Excerpts from a figure dataset:

---*---

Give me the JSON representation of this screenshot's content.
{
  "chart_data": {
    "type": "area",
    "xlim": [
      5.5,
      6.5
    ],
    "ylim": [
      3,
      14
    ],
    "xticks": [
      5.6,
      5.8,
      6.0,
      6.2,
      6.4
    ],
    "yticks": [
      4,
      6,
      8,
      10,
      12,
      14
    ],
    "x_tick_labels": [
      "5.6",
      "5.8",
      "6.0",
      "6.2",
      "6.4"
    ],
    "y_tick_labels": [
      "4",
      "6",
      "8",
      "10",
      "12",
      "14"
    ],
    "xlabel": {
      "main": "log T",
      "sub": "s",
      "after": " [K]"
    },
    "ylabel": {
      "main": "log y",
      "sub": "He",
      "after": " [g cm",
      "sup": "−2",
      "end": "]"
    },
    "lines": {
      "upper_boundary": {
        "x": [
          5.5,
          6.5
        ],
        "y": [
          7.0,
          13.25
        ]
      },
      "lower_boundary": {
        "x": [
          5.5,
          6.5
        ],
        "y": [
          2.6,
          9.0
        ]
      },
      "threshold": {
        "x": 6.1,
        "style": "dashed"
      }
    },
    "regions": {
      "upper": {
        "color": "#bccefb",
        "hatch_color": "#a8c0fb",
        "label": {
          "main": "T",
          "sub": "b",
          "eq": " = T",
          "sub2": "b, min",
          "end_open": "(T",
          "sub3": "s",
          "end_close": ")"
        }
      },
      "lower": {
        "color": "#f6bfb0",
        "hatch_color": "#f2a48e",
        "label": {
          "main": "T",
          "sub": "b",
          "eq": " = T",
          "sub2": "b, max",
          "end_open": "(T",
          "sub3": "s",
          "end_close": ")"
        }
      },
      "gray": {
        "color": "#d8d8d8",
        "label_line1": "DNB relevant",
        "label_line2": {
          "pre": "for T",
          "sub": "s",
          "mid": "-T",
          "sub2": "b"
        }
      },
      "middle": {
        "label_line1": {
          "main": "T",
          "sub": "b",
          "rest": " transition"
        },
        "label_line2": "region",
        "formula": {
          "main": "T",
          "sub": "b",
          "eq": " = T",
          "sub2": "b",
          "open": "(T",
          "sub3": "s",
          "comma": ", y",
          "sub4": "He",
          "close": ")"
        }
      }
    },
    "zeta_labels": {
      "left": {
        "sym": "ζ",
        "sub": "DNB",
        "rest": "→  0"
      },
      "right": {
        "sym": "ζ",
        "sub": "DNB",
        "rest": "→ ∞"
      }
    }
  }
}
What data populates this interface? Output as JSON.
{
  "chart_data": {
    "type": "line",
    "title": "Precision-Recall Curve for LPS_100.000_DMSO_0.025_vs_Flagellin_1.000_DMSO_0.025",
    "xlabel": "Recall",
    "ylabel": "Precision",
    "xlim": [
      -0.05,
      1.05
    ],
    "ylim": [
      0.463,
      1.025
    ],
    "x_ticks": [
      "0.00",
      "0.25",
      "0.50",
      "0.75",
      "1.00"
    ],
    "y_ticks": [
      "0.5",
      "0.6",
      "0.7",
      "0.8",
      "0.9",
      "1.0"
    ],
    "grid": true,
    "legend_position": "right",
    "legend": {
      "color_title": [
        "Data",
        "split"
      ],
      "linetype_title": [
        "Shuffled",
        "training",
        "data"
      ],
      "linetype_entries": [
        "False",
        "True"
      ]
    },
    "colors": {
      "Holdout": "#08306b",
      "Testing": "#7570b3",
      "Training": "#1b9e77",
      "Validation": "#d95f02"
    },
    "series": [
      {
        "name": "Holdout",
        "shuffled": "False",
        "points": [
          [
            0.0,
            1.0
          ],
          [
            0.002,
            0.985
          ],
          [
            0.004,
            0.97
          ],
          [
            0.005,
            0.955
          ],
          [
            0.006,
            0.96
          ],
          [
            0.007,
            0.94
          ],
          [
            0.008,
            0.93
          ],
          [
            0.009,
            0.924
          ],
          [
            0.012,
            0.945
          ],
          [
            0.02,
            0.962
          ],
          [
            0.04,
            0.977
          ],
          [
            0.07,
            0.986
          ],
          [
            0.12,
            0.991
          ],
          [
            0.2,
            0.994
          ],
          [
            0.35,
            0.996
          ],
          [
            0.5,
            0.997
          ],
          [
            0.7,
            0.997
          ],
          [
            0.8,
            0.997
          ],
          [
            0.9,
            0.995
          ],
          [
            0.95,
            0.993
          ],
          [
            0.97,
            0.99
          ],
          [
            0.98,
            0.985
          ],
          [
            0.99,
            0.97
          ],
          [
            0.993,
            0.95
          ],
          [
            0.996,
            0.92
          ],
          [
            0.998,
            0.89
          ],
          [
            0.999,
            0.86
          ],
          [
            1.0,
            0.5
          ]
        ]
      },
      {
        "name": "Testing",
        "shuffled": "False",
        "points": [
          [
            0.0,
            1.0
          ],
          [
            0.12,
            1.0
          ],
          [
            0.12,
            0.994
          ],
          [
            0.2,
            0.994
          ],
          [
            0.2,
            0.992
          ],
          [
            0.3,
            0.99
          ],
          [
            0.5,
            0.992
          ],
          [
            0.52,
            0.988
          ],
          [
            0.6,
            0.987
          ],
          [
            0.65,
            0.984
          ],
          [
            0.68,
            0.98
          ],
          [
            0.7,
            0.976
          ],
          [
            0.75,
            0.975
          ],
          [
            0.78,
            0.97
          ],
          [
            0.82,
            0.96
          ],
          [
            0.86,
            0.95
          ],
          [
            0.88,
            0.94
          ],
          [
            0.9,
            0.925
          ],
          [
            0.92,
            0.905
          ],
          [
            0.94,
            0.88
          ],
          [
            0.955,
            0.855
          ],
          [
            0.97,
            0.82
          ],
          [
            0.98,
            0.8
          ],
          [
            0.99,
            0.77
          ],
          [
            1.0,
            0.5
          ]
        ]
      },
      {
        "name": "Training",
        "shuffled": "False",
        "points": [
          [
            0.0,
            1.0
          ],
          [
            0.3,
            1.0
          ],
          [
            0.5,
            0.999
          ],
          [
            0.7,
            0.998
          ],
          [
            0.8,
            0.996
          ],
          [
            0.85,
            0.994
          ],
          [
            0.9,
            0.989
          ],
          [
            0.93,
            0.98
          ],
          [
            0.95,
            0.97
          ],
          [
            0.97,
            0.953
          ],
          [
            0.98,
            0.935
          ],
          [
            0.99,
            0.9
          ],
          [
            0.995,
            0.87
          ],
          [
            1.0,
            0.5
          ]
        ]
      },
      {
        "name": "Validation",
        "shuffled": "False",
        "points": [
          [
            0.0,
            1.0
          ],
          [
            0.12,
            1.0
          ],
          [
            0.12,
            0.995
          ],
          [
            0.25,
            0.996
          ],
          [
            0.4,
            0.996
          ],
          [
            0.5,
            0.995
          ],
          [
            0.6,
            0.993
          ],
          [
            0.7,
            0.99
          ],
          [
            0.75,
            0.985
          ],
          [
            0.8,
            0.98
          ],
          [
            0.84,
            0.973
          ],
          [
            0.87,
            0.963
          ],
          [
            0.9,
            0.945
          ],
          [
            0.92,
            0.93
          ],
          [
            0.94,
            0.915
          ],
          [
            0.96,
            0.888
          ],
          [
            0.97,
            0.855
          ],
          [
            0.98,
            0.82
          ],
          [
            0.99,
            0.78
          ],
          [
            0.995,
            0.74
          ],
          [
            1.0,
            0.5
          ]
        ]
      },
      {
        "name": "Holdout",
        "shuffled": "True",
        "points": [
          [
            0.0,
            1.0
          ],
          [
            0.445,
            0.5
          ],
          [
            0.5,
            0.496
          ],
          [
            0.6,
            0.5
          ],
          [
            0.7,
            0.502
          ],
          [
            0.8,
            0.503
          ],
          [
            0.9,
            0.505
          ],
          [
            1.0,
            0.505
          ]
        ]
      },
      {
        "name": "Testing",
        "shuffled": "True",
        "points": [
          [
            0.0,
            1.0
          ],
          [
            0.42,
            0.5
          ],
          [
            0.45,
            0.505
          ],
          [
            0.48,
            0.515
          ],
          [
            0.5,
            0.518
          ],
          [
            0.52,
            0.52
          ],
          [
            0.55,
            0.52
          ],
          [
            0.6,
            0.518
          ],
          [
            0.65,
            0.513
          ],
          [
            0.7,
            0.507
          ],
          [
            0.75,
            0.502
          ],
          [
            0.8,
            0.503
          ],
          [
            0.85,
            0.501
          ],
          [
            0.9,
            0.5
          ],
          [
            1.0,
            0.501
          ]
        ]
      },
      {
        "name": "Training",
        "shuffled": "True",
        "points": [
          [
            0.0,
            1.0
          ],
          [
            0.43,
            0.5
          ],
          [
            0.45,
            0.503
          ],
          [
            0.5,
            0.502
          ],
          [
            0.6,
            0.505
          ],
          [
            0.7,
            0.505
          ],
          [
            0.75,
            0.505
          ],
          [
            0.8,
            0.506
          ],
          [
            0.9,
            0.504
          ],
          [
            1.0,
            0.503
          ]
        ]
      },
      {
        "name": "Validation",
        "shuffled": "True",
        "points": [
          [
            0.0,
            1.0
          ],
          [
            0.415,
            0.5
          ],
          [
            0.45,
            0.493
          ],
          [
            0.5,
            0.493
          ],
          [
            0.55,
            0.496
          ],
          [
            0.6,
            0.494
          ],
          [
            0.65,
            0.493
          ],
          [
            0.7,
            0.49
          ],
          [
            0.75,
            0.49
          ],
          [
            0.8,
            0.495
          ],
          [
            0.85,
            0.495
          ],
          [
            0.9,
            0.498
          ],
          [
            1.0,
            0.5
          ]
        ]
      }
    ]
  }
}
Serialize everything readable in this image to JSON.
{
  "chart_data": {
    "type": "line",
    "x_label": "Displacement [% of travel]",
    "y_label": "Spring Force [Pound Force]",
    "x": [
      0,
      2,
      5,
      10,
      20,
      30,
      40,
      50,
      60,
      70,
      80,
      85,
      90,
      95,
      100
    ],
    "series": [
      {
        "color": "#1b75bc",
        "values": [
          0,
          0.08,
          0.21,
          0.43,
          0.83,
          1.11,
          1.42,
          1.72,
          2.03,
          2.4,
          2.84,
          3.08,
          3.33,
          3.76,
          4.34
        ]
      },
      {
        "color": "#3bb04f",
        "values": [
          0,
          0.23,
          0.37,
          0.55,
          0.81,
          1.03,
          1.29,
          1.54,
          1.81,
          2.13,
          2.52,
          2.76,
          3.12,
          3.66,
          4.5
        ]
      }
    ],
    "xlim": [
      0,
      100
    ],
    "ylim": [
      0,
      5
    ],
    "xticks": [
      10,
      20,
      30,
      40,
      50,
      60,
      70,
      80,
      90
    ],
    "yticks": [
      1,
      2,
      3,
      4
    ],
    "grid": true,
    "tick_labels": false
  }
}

---*---

**Challenge:**
Reproduce the records above exactly, starting with the line that contains "Serialize everything readable" and ending with the last line.

**Task output:**
Serialize everything readable in this image to JSON.
{
  "chart_data": {
    "type": "line",
    "x_label": "Displacement [% of travel]",
    "y_label": "Spring Force [Pound Force]",
    "x": [
      0,
      2,
      5,
      10,
      20,
      30,
      40,
      50,
      60,
      70,
      80,
      85,
      90,
      95,
      100
    ],
    "series": [
      {
        "color": "#1b75bc",
        "values": [
          0,
          0.08,
          0.21,
          0.43,
          0.83,
          1.11,
          1.42,
          1.72,
          2.03,
          2.4,
          2.84,
          3.08,
          3.33,
          3.76,
          4.34
        ]
      },
      {
        "color": "#3bb04f",
        "values": [
          0,
          0.23,
          0.37,
          0.55,
          0.81,
          1.03,
          1.29,
          1.54,
          1.81,
          2.13,
          2.52,
          2.76,
          3.12,
          3.66,
          4.5
        ]
      }
    ],
    "xlim": [
      0,
      100
    ],
    "ylim": [
      0,
      5
    ],
    "xticks": [
      10,
      20,
      30,
      40,
      50,
      60,
      70,
      80,
      90
    ],
    "yticks": [
      1,
      2,
      3,
      4
    ],
    "grid": true,
    "tick_labels": false
  }
}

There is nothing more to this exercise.